Type out the complete listing below word for word, without its pictures.

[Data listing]

[start]

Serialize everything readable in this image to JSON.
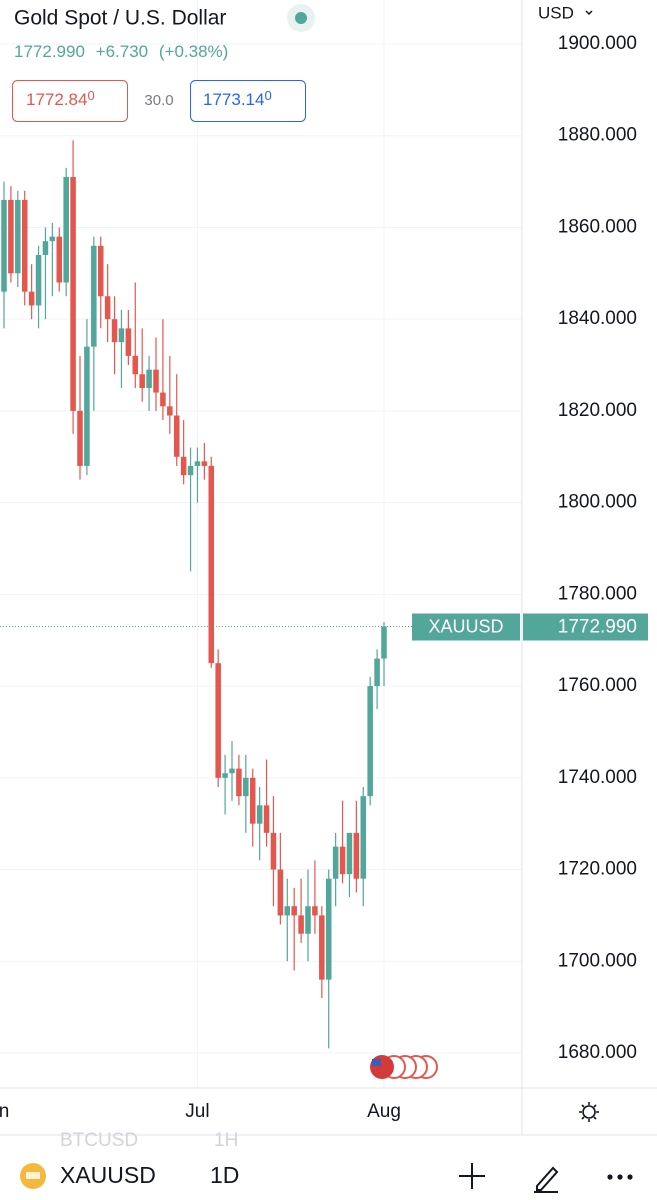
{
  "chart_data": {
    "type": "candlestick",
    "title": "Gold Spot / U.S. Dollar",
    "header": {
      "price": "1772.990",
      "change": "+6.730",
      "change_pct": "(+0.38%)",
      "bid": "1772.84",
      "bid_fraction": "0",
      "spread": "30.0",
      "ask": "1773.14",
      "ask_fraction": "0"
    },
    "currency": "USD",
    "symbol": "XAUUSD",
    "interval": "1D",
    "faded_symbol": "BTCUSD",
    "faded_interval": "1H",
    "last_price": {
      "value": 1772.99,
      "label": "1772.990"
    },
    "up_color": "#53a69a",
    "down_color": "#e3574f",
    "grid": true,
    "ylim": [
      1680,
      1900
    ],
    "yticks": [
      {
        "value": 1680,
        "label": "1680.000"
      },
      {
        "value": 1700,
        "label": "1700.000"
      },
      {
        "value": 1720,
        "label": "1720.000"
      },
      {
        "value": 1740,
        "label": "1740.000"
      },
      {
        "value": 1760,
        "label": "1760.000"
      },
      {
        "value": 1780,
        "label": "1780.000"
      },
      {
        "value": 1800,
        "label": "1800.000"
      },
      {
        "value": 1820,
        "label": "1820.000"
      },
      {
        "value": 1840,
        "label": "1840.000"
      },
      {
        "value": 1860,
        "label": "1860.000"
      },
      {
        "value": 1880,
        "label": "1880.000"
      },
      {
        "value": 1900,
        "label": "1900.000"
      }
    ],
    "categories": [
      "Jun",
      null,
      null,
      null,
      null,
      null,
      null,
      null,
      null,
      null,
      null,
      null,
      null,
      null,
      null,
      null,
      null,
      null,
      null,
      null,
      null,
      null,
      null,
      null,
      null,
      null,
      null,
      null,
      "Jul",
      null,
      null,
      null,
      null,
      null,
      null,
      null,
      null,
      null,
      null,
      null,
      null,
      null,
      null,
      null,
      null,
      null,
      null,
      null,
      null,
      null,
      null,
      null,
      null,
      null,
      null,
      "Aug"
    ],
    "candles": [
      {
        "open": 1846,
        "high": 1870,
        "low": 1838,
        "close": 1866
      },
      {
        "open": 1866,
        "high": 1869,
        "low": 1848,
        "close": 1850
      },
      {
        "open": 1850,
        "high": 1868,
        "low": 1847,
        "close": 1866
      },
      {
        "open": 1866,
        "high": 1868,
        "low": 1843,
        "close": 1846
      },
      {
        "open": 1846,
        "high": 1852,
        "low": 1840,
        "close": 1843
      },
      {
        "open": 1843,
        "high": 1856,
        "low": 1838,
        "close": 1854
      },
      {
        "open": 1854,
        "high": 1860,
        "low": 1840,
        "close": 1857
      },
      {
        "open": 1857,
        "high": 1861,
        "low": 1845,
        "close": 1858
      },
      {
        "open": 1858,
        "high": 1860,
        "low": 1846,
        "close": 1848
      },
      {
        "open": 1848,
        "high": 1873,
        "low": 1845,
        "close": 1871
      },
      {
        "open": 1871,
        "high": 1879,
        "low": 1815,
        "close": 1820
      },
      {
        "open": 1820,
        "high": 1832,
        "low": 1805,
        "close": 1808
      },
      {
        "open": 1808,
        "high": 1840,
        "low": 1806,
        "close": 1834
      },
      {
        "open": 1834,
        "high": 1858,
        "low": 1820,
        "close": 1856
      },
      {
        "open": 1856,
        "high": 1858,
        "low": 1838,
        "close": 1845
      },
      {
        "open": 1845,
        "high": 1852,
        "low": 1835,
        "close": 1840
      },
      {
        "open": 1840,
        "high": 1845,
        "low": 1828,
        "close": 1835
      },
      {
        "open": 1835,
        "high": 1842,
        "low": 1825,
        "close": 1838
      },
      {
        "open": 1838,
        "high": 1842,
        "low": 1830,
        "close": 1832
      },
      {
        "open": 1832,
        "high": 1848,
        "low": 1825,
        "close": 1828
      },
      {
        "open": 1828,
        "high": 1838,
        "low": 1822,
        "close": 1825
      },
      {
        "open": 1825,
        "high": 1832,
        "low": 1820,
        "close": 1829
      },
      {
        "open": 1829,
        "high": 1836,
        "low": 1820,
        "close": 1824
      },
      {
        "open": 1824,
        "high": 1840,
        "low": 1818,
        "close": 1821
      },
      {
        "open": 1821,
        "high": 1832,
        "low": 1815,
        "close": 1819
      },
      {
        "open": 1819,
        "high": 1828,
        "low": 1808,
        "close": 1810
      },
      {
        "open": 1810,
        "high": 1818,
        "low": 1804,
        "close": 1806
      },
      {
        "open": 1806,
        "high": 1812,
        "low": 1785,
        "close": 1808
      },
      {
        "open": 1808,
        "high": 1812,
        "low": 1800,
        "close": 1809
      },
      {
        "open": 1809,
        "high": 1813,
        "low": 1805,
        "close": 1808
      },
      {
        "open": 1808,
        "high": 1810,
        "low": 1764,
        "close": 1765
      },
      {
        "open": 1765,
        "high": 1768,
        "low": 1738,
        "close": 1740
      },
      {
        "open": 1740,
        "high": 1745,
        "low": 1732,
        "close": 1741
      },
      {
        "open": 1741,
        "high": 1748,
        "low": 1735,
        "close": 1742
      },
      {
        "open": 1742,
        "high": 1745,
        "low": 1734,
        "close": 1736
      },
      {
        "open": 1736,
        "high": 1745,
        "low": 1728,
        "close": 1740
      },
      {
        "open": 1740,
        "high": 1742,
        "low": 1725,
        "close": 1730
      },
      {
        "open": 1730,
        "high": 1738,
        "low": 1722,
        "close": 1734
      },
      {
        "open": 1734,
        "high": 1744,
        "low": 1725,
        "close": 1728
      },
      {
        "open": 1728,
        "high": 1736,
        "low": 1712,
        "close": 1720
      },
      {
        "open": 1720,
        "high": 1728,
        "low": 1708,
        "close": 1710
      },
      {
        "open": 1710,
        "high": 1718,
        "low": 1700,
        "close": 1712
      },
      {
        "open": 1712,
        "high": 1716,
        "low": 1698,
        "close": 1710
      },
      {
        "open": 1710,
        "high": 1718,
        "low": 1704,
        "close": 1706
      },
      {
        "open": 1706,
        "high": 1720,
        "low": 1700,
        "close": 1712
      },
      {
        "open": 1712,
        "high": 1722,
        "low": 1706,
        "close": 1710
      },
      {
        "open": 1710,
        "high": 1712,
        "low": 1692,
        "close": 1696
      },
      {
        "open": 1696,
        "high": 1720,
        "low": 1681,
        "close": 1718
      },
      {
        "open": 1718,
        "high": 1728,
        "low": 1712,
        "close": 1725
      },
      {
        "open": 1725,
        "high": 1735,
        "low": 1717,
        "close": 1719
      },
      {
        "open": 1719,
        "high": 1728,
        "low": 1714,
        "close": 1728
      },
      {
        "open": 1728,
        "high": 1735,
        "low": 1715,
        "close": 1718
      },
      {
        "open": 1718,
        "high": 1738,
        "low": 1712,
        "close": 1736
      },
      {
        "open": 1736,
        "high": 1762,
        "low": 1734,
        "close": 1760
      },
      {
        "open": 1760,
        "high": 1768,
        "low": 1755,
        "close": 1766
      },
      {
        "open": 1766,
        "high": 1774,
        "low": 1760,
        "close": 1772.99
      }
    ]
  }
}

[end]

- Task result:
Serialize everything readable in this image to JSON.
{
  "chart_data": {
    "type": "candlestick",
    "title": "Gold Spot / U.S. Dollar",
    "header": {
      "price": "1772.990",
      "change": "+6.730",
      "change_pct": "(+0.38%)",
      "bid": "1772.84",
      "bid_fraction": "0",
      "spread": "30.0",
      "ask": "1773.14",
      "ask_fraction": "0"
    },
    "currency": "USD",
    "symbol": "XAUUSD",
    "interval": "1D",
    "faded_symbol": "BTCUSD",
    "faded_interval": "1H",
    "last_price": {
      "value": 1772.99,
      "label": "1772.990"
    },
    "up_color": "#53a69a",
    "down_color": "#e3574f",
    "grid": true,
    "ylim": [
      1680,
      1900
    ],
    "yticks": [
      {
        "value": 1680,
        "label": "1680.000"
      },
      {
        "value": 1700,
        "label": "1700.000"
      },
      {
        "value": 1720,
        "label": "1720.000"
      },
      {
        "value": 1740,
        "label": "1740.000"
      },
      {
        "value": 1760,
        "label": "1760.000"
      },
      {
        "value": 1780,
        "label": "1780.000"
      },
      {
        "value": 1800,
        "label": "1800.000"
      },
      {
        "value": 1820,
        "label": "1820.000"
      },
      {
        "value": 1840,
        "label": "1840.000"
      },
      {
        "value": 1860,
        "label": "1860.000"
      },
      {
        "value": 1880,
        "label": "1880.000"
      },
      {
        "value": 1900,
        "label": "1900.000"
      }
    ],
    "categories": [
      "Jun",
      null,
      null,
      null,
      null,
      null,
      null,
      null,
      null,
      null,
      null,
      null,
      null,
      null,
      null,
      null,
      null,
      null,
      null,
      null,
      null,
      null,
      null,
      null,
      null,
      null,
      null,
      null,
      "Jul",
      null,
      null,
      null,
      null,
      null,
      null,
      null,
      null,
      null,
      null,
      null,
      null,
      null,
      null,
      null,
      null,
      null,
      null,
      null,
      null,
      null,
      null,
      null,
      null,
      null,
      null,
      "Aug"
    ],
    "candles": [
      {
        "open": 1846,
        "high": 1870,
        "low": 1838,
        "close": 1866
      },
      {
        "open": 1866,
        "high": 1869,
        "low": 1848,
        "close": 1850
      },
      {
        "open": 1850,
        "high": 1868,
        "low": 1847,
        "close": 1866
      },
      {
        "open": 1866,
        "high": 1868,
        "low": 1843,
        "close": 1846
      },
      {
        "open": 1846,
        "high": 1852,
        "low": 1840,
        "close": 1843
      },
      {
        "open": 1843,
        "high": 1856,
        "low": 1838,
        "close": 1854
      },
      {
        "open": 1854,
        "high": 1860,
        "low": 1840,
        "close": 1857
      },
      {
        "open": 1857,
        "high": 1861,
        "low": 1845,
        "close": 1858
      },
      {
        "open": 1858,
        "high": 1860,
        "low": 1846,
        "close": 1848
      },
      {
        "open": 1848,
        "high": 1873,
        "low": 1845,
        "close": 1871
      },
      {
        "open": 1871,
        "high": 1879,
        "low": 1815,
        "close": 1820
      },
      {
        "open": 1820,
        "high": 1832,
        "low": 1805,
        "close": 1808
      },
      {
        "open": 1808,
        "high": 1840,
        "low": 1806,
        "close": 1834
      },
      {
        "open": 1834,
        "high": 1858,
        "low": 1820,
        "close": 1856
      },
      {
        "open": 1856,
        "high": 1858,
        "low": 1838,
        "close": 1845
      },
      {
        "open": 1845,
        "high": 1852,
        "low": 1835,
        "close": 1840
      },
      {
        "open": 1840,
        "high": 1845,
        "low": 1828,
        "close": 1835
      },
      {
        "open": 1835,
        "high": 1842,
        "low": 1825,
        "close": 1838
      },
      {
        "open": 1838,
        "high": 1842,
        "low": 1830,
        "close": 1832
      },
      {
        "open": 1832,
        "high": 1848,
        "low": 1825,
        "close": 1828
      },
      {
        "open": 1828,
        "high": 1838,
        "low": 1822,
        "close": 1825
      },
      {
        "open": 1825,
        "high": 1832,
        "low": 1820,
        "close": 1829
      },
      {
        "open": 1829,
        "high": 1836,
        "low": 1820,
        "close": 1824
      },
      {
        "open": 1824,
        "high": 1840,
        "low": 1818,
        "close": 1821
      },
      {
        "open": 1821,
        "high": 1832,
        "low": 1815,
        "close": 1819
      },
      {
        "open": 1819,
        "high": 1828,
        "low": 1808,
        "close": 1810
      },
      {
        "open": 1810,
        "high": 1818,
        "low": 1804,
        "close": 1806
      },
      {
        "open": 1806,
        "high": 1812,
        "low": 1785,
        "close": 1808
      },
      {
        "open": 1808,
        "high": 1812,
        "low": 1800,
        "close": 1809
      },
      {
        "open": 1809,
        "high": 1813,
        "low": 1805,
        "close": 1808
      },
      {
        "open": 1808,
        "high": 1810,
        "low": 1764,
        "close": 1765
      },
      {
        "open": 1765,
        "high": 1768,
        "low": 1738,
        "close": 1740
      },
      {
        "open": 1740,
        "high": 1745,
        "low": 1732,
        "close": 1741
      },
      {
        "open": 1741,
        "high": 1748,
        "low": 1735,
        "close": 1742
      },
      {
        "open": 1742,
        "high": 1745,
        "low": 1734,
        "close": 1736
      },
      {
        "open": 1736,
        "high": 1745,
        "low": 1728,
        "close": 1740
      },
      {
        "open": 1740,
        "high": 1742,
        "low": 1725,
        "close": 1730
      },
      {
        "open": 1730,
        "high": 1738,
        "low": 1722,
        "close": 1734
      },
      {
        "open": 1734,
        "high": 1744,
        "low": 1725,
        "close": 1728
      },
      {
        "open": 1728,
        "high": 1736,
        "low": 1712,
        "close": 1720
      },
      {
        "open": 1720,
        "high": 1728,
        "low": 1708,
        "close": 1710
      },
      {
        "open": 1710,
        "high": 1718,
        "low": 1700,
        "close": 1712
      },
      {
        "open": 1712,
        "high": 1716,
        "low": 1698,
        "close": 1710
      },
      {
        "open": 1710,
        "high": 1718,
        "low": 1704,
        "close": 1706
      },
      {
        "open": 1706,
        "high": 1720,
        "low": 1700,
        "close": 1712
      },
      {
        "open": 1712,
        "high": 1722,
        "low": 1706,
        "close": 1710
      },
      {
        "open": 1710,
        "high": 1712,
        "low": 1692,
        "close": 1696
      },
      {
        "open": 1696,
        "high": 1720,
        "low": 1681,
        "close": 1718
      },
      {
        "open": 1718,
        "high": 1728,
        "low": 1712,
        "close": 1725
      },
      {
        "open": 1725,
        "high": 1735,
        "low": 1717,
        "close": 1719
      },
      {
        "open": 1719,
        "high": 1728,
        "low": 1714,
        "close": 1728
      },
      {
        "open": 1728,
        "high": 1735,
        "low": 1715,
        "close": 1718
      },
      {
        "open": 1718,
        "high": 1738,
        "low": 1712,
        "close": 1736
      },
      {
        "open": 1736,
        "high": 1762,
        "low": 1734,
        "close": 1760
      },
      {
        "open": 1760,
        "high": 1768,
        "low": 1755,
        "close": 1766
      },
      {
        "open": 1766,
        "high": 1774,
        "low": 1760,
        "close": 1772.99
      }
    ]
  }
}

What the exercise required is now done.